• _STATED EXERCISE_
Copy every line of the listing that holds the string "name".

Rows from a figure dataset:
━━━━━━━━━━━━━━━━
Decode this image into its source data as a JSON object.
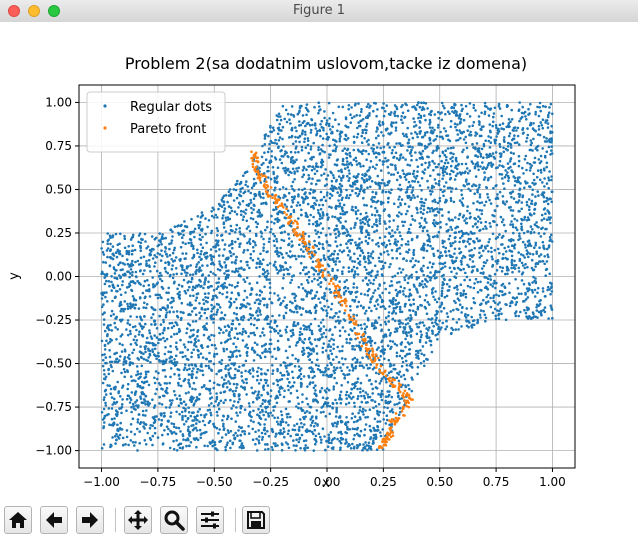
{
  "window": {
    "title": "Figure 1"
  },
  "chart_data": {
    "type": "scatter",
    "title": "Problem 2(sa dodatnim uslovom,tacke iz domena)",
    "xlabel": "x",
    "ylabel": "y",
    "xlim": [
      -1.1,
      1.1
    ],
    "ylim": [
      -1.1,
      1.1
    ],
    "xticks": [
      "−1.00",
      "−0.75",
      "−0.50",
      "−0.25",
      "0.00",
      "0.25",
      "0.50",
      "0.75",
      "1.00"
    ],
    "yticks": [
      "−1.00",
      "−0.75",
      "−0.50",
      "−0.25",
      "0.00",
      "0.25",
      "0.50",
      "0.75",
      "1.00"
    ],
    "grid": true,
    "legend_position": "upper-left",
    "series": [
      {
        "name": "Regular dots",
        "color": "#1f77b4",
        "region": {
          "upper_boundary": [
            [
              -1.0,
              0.25
            ],
            [
              -0.75,
              0.25
            ],
            [
              -0.5,
              0.4
            ],
            [
              -0.35,
              0.62
            ],
            [
              -0.25,
              0.88
            ],
            [
              -0.2,
              1.0
            ],
            [
              1.0,
              1.0
            ]
          ],
          "lower_boundary": [
            [
              -1.0,
              -1.0
            ],
            [
              0.25,
              -1.0
            ],
            [
              0.3,
              -0.85
            ],
            [
              0.5,
              -0.35
            ],
            [
              0.75,
              -0.25
            ],
            [
              1.0,
              -0.25
            ]
          ]
        },
        "approx_count": 6500
      },
      {
        "name": "Pareto front",
        "color": "#ff7f0e",
        "points": [
          [
            -0.33,
            0.72
          ],
          [
            -0.31,
            0.62
          ],
          [
            -0.28,
            0.55
          ],
          [
            -0.25,
            0.47
          ],
          [
            -0.2,
            0.4
          ],
          [
            -0.15,
            0.3
          ],
          [
            -0.1,
            0.2
          ],
          [
            -0.05,
            0.1
          ],
          [
            0.0,
            0.0
          ],
          [
            0.05,
            -0.1
          ],
          [
            0.1,
            -0.22
          ],
          [
            0.15,
            -0.35
          ],
          [
            0.2,
            -0.45
          ],
          [
            0.25,
            -0.55
          ],
          [
            0.3,
            -0.62
          ],
          [
            0.35,
            -0.68
          ],
          [
            0.37,
            -0.73
          ],
          [
            0.3,
            -0.82
          ],
          [
            0.28,
            -0.9
          ],
          [
            0.25,
            -0.95
          ],
          [
            0.24,
            -0.99
          ]
        ],
        "approx_count": 320
      }
    ]
  },
  "toolbar": {
    "buttons": [
      {
        "name": "home-button",
        "icon": "home-icon"
      },
      {
        "name": "back-button",
        "icon": "arrow-left-icon"
      },
      {
        "name": "forward-button",
        "icon": "arrow-right-icon"
      },
      {
        "name": "pan-button",
        "icon": "move-icon"
      },
      {
        "name": "zoom-button",
        "icon": "magnifier-icon"
      },
      {
        "name": "subplots-button",
        "icon": "sliders-icon"
      },
      {
        "name": "save-button",
        "icon": "floppy-disk-icon"
      }
    ]
  }
}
━━━━━━━━━━━━━━━━
• _RESPONSE TO THIS EXERCISE_
        "name": "Regular dots",
        "name": "Pareto front",
        "name": "home-button",
        "name": "back-button",
        "name": "forward-button",
        "name": "pan-button",
        "name": "zoom-button",
        "name": "subplots-button",
        "name": "save-button",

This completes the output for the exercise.